- **Goal**: Wherever the word "Velocity" appears in a line, extract that line.

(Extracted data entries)
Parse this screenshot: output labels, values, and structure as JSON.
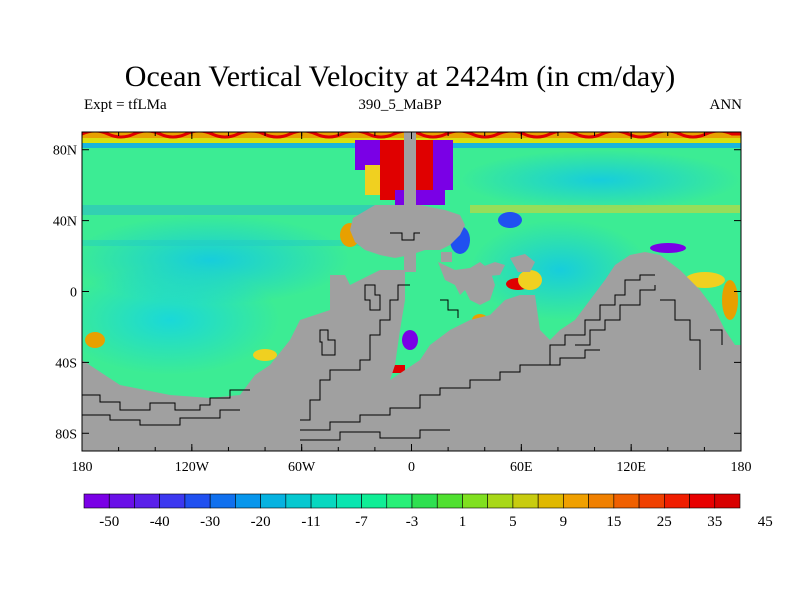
{
  "title": "Ocean Vertical Velocity at 2424m (in cm/day)",
  "subtitle_left": "Expt = tfLMa",
  "subtitle_center": "390_5_MaBP",
  "subtitle_right": "ANN",
  "chart_data": {
    "type": "heatmap",
    "title": "Ocean Vertical Velocity at 2424m (in cm/day)",
    "x_ticks": [
      "180",
      "120W",
      "60W",
      "0",
      "60E",
      "120E",
      "180"
    ],
    "x_tick_values": [
      -180,
      -120,
      -60,
      0,
      60,
      120,
      180
    ],
    "y_ticks": [
      "80N",
      "40N",
      "0",
      "40S",
      "80S"
    ],
    "y_tick_values": [
      80,
      40,
      0,
      -40,
      -80
    ],
    "xlim": [
      -180,
      180
    ],
    "ylim": [
      -90,
      90
    ],
    "colorbar_labels": [
      "-50",
      "-40",
      "-30",
      "-20",
      "-11",
      "-7",
      "-3",
      "1",
      "5",
      "9",
      "15",
      "25",
      "35",
      "45"
    ],
    "colorbar_colors": [
      "#7a00e6",
      "#6a10e8",
      "#5a20ea",
      "#3c38f0",
      "#2050f0",
      "#1070ee",
      "#0896ec",
      "#06b2e0",
      "#06c8d0",
      "#08d8c0",
      "#0ae6b0",
      "#10ee96",
      "#28f078",
      "#2ee050",
      "#50e030",
      "#80e020",
      "#a8d818",
      "#c8cc10",
      "#e0b800",
      "#f0a000",
      "#f08000",
      "#f06000",
      "#f04000",
      "#f01e00",
      "#e80000",
      "#d80000"
    ],
    "land_color": "#a0a0a0",
    "ocean_background_color": "#40ee90"
  }
}
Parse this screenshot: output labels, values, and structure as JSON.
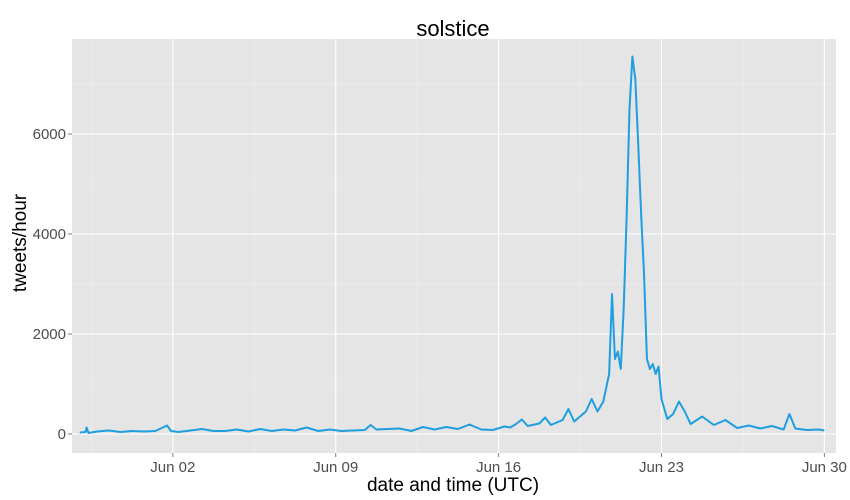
{
  "chart_data": {
    "type": "line",
    "title": "solstice",
    "xlabel": "date and time (UTC)",
    "ylabel": "tweets/hour",
    "xlim": [
      "2015-05-28T16:00",
      "2015-06-30T12:00"
    ],
    "ylim": [
      -380,
      7900
    ],
    "x_ticks": [
      {
        "date": "2015-06-02",
        "label": "Jun 02"
      },
      {
        "date": "2015-06-09",
        "label": "Jun 09"
      },
      {
        "date": "2015-06-16",
        "label": "Jun 16"
      },
      {
        "date": "2015-06-23",
        "label": "Jun 23"
      },
      {
        "date": "2015-06-30",
        "label": "Jun 30"
      }
    ],
    "y_ticks": [
      0,
      2000,
      4000,
      6000
    ],
    "grid": true,
    "line_color": "#1f9ee0",
    "panel_color": "#e5e5e5",
    "series": [
      {
        "name": "",
        "points": [
          [
            "2015-05-29T00:00",
            30
          ],
          [
            "2015-05-29T06:00",
            40
          ],
          [
            "2015-05-29T07:00",
            130
          ],
          [
            "2015-05-29T09:00",
            20
          ],
          [
            "2015-05-29T18:00",
            50
          ],
          [
            "2015-05-30T06:00",
            70
          ],
          [
            "2015-05-30T18:00",
            40
          ],
          [
            "2015-05-31T06:00",
            60
          ],
          [
            "2015-05-31T18:00",
            50
          ],
          [
            "2015-06-01T06:00",
            60
          ],
          [
            "2015-06-01T18:00",
            170
          ],
          [
            "2015-06-01T22:00",
            60
          ],
          [
            "2015-06-02T06:00",
            40
          ],
          [
            "2015-06-02T18:00",
            70
          ],
          [
            "2015-06-03T06:00",
            100
          ],
          [
            "2015-06-03T18:00",
            60
          ],
          [
            "2015-06-04T06:00",
            60
          ],
          [
            "2015-06-04T18:00",
            90
          ],
          [
            "2015-06-05T06:00",
            50
          ],
          [
            "2015-06-05T18:00",
            100
          ],
          [
            "2015-06-06T06:00",
            60
          ],
          [
            "2015-06-06T18:00",
            90
          ],
          [
            "2015-06-07T06:00",
            70
          ],
          [
            "2015-06-07T18:00",
            130
          ],
          [
            "2015-06-08T06:00",
            60
          ],
          [
            "2015-06-08T18:00",
            90
          ],
          [
            "2015-06-09T06:00",
            60
          ],
          [
            "2015-06-09T18:00",
            70
          ],
          [
            "2015-06-10T06:00",
            80
          ],
          [
            "2015-06-10T12:00",
            180
          ],
          [
            "2015-06-10T18:00",
            90
          ],
          [
            "2015-06-11T06:00",
            100
          ],
          [
            "2015-06-11T18:00",
            110
          ],
          [
            "2015-06-12T06:00",
            60
          ],
          [
            "2015-06-12T18:00",
            140
          ],
          [
            "2015-06-13T06:00",
            90
          ],
          [
            "2015-06-13T18:00",
            140
          ],
          [
            "2015-06-14T06:00",
            100
          ],
          [
            "2015-06-14T18:00",
            190
          ],
          [
            "2015-06-15T06:00",
            90
          ],
          [
            "2015-06-15T18:00",
            80
          ],
          [
            "2015-06-16T06:00",
            150
          ],
          [
            "2015-06-16T12:00",
            130
          ],
          [
            "2015-06-16T18:00",
            200
          ],
          [
            "2015-06-17T00:00",
            290
          ],
          [
            "2015-06-17T06:00",
            160
          ],
          [
            "2015-06-17T18:00",
            210
          ],
          [
            "2015-06-18T00:00",
            330
          ],
          [
            "2015-06-18T06:00",
            180
          ],
          [
            "2015-06-18T18:00",
            280
          ],
          [
            "2015-06-19T00:00",
            500
          ],
          [
            "2015-06-19T06:00",
            250
          ],
          [
            "2015-06-19T18:00",
            450
          ],
          [
            "2015-06-20T00:00",
            700
          ],
          [
            "2015-06-20T06:00",
            450
          ],
          [
            "2015-06-20T12:00",
            650
          ],
          [
            "2015-06-20T18:00",
            1200
          ],
          [
            "2015-06-20T21:00",
            2800
          ],
          [
            "2015-06-21T00:00",
            1500
          ],
          [
            "2015-06-21T03:00",
            1650
          ],
          [
            "2015-06-21T06:00",
            1300
          ],
          [
            "2015-06-21T09:00",
            2500
          ],
          [
            "2015-06-21T12:00",
            4300
          ],
          [
            "2015-06-21T15:00",
            6500
          ],
          [
            "2015-06-21T18:00",
            7550
          ],
          [
            "2015-06-21T21:00",
            7100
          ],
          [
            "2015-06-22T00:00",
            5800
          ],
          [
            "2015-06-22T03:00",
            4400
          ],
          [
            "2015-06-22T06:00",
            3200
          ],
          [
            "2015-06-22T09:00",
            1500
          ],
          [
            "2015-06-22T12:00",
            1300
          ],
          [
            "2015-06-22T15:00",
            1400
          ],
          [
            "2015-06-22T18:00",
            1200
          ],
          [
            "2015-06-22T21:00",
            1350
          ],
          [
            "2015-06-23T00:00",
            700
          ],
          [
            "2015-06-23T06:00",
            300
          ],
          [
            "2015-06-23T12:00",
            400
          ],
          [
            "2015-06-23T18:00",
            650
          ],
          [
            "2015-06-24T00:00",
            450
          ],
          [
            "2015-06-24T06:00",
            200
          ],
          [
            "2015-06-24T18:00",
            350
          ],
          [
            "2015-06-25T06:00",
            180
          ],
          [
            "2015-06-25T18:00",
            280
          ],
          [
            "2015-06-26T06:00",
            120
          ],
          [
            "2015-06-26T18:00",
            170
          ],
          [
            "2015-06-27T06:00",
            110
          ],
          [
            "2015-06-27T18:00",
            160
          ],
          [
            "2015-06-28T06:00",
            90
          ],
          [
            "2015-06-28T12:00",
            400
          ],
          [
            "2015-06-28T18:00",
            110
          ],
          [
            "2015-06-29T06:00",
            80
          ],
          [
            "2015-06-29T18:00",
            90
          ],
          [
            "2015-06-30T00:00",
            70
          ]
        ]
      }
    ]
  }
}
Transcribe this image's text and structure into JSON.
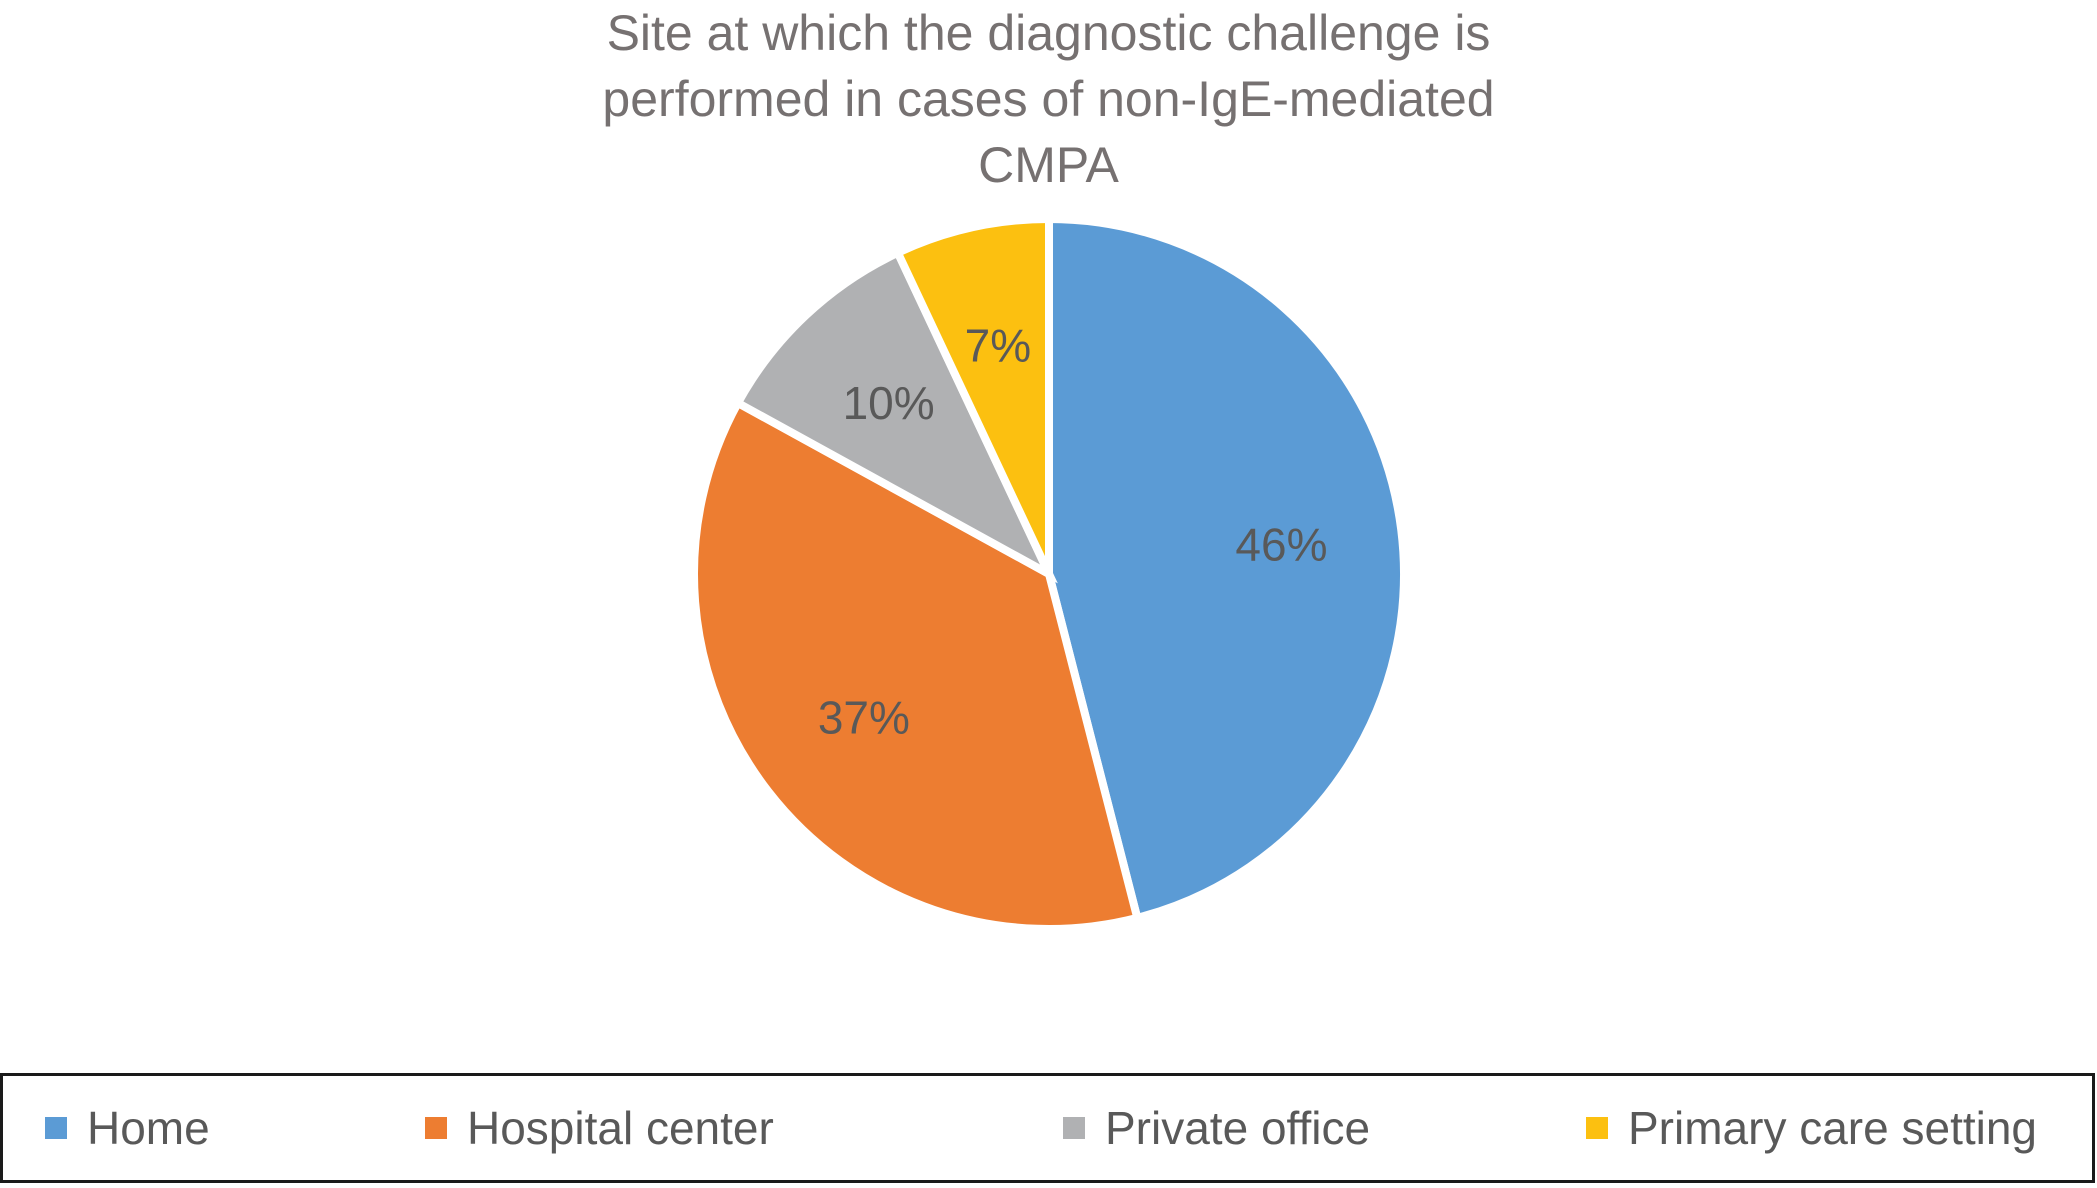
{
  "chart_data": {
    "type": "pie",
    "title_lines": [
      "Site at which the diagnostic challenge is",
      "performed in cases of non-IgE-mediated",
      "CMPA"
    ],
    "categories": [
      "Home",
      "Hospital center",
      "Private office",
      "Primary care setting"
    ],
    "values": [
      46,
      37,
      10,
      7
    ],
    "value_labels": [
      "46%",
      "37%",
      "10%",
      "7%"
    ],
    "colors": [
      "#5B9BD5",
      "#ED7D31",
      "#B0B1B3",
      "#FCC010"
    ],
    "legend_position": "bottom",
    "start_angle": "12 o'clock",
    "direction": "clockwise"
  }
}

- **Answer to the problem**:
  "title": "Ocean Vertical Velocity at 2424m (in cm/day)",
    "title": "Ocean Vertical Velocity at 2424m (in cm/day)",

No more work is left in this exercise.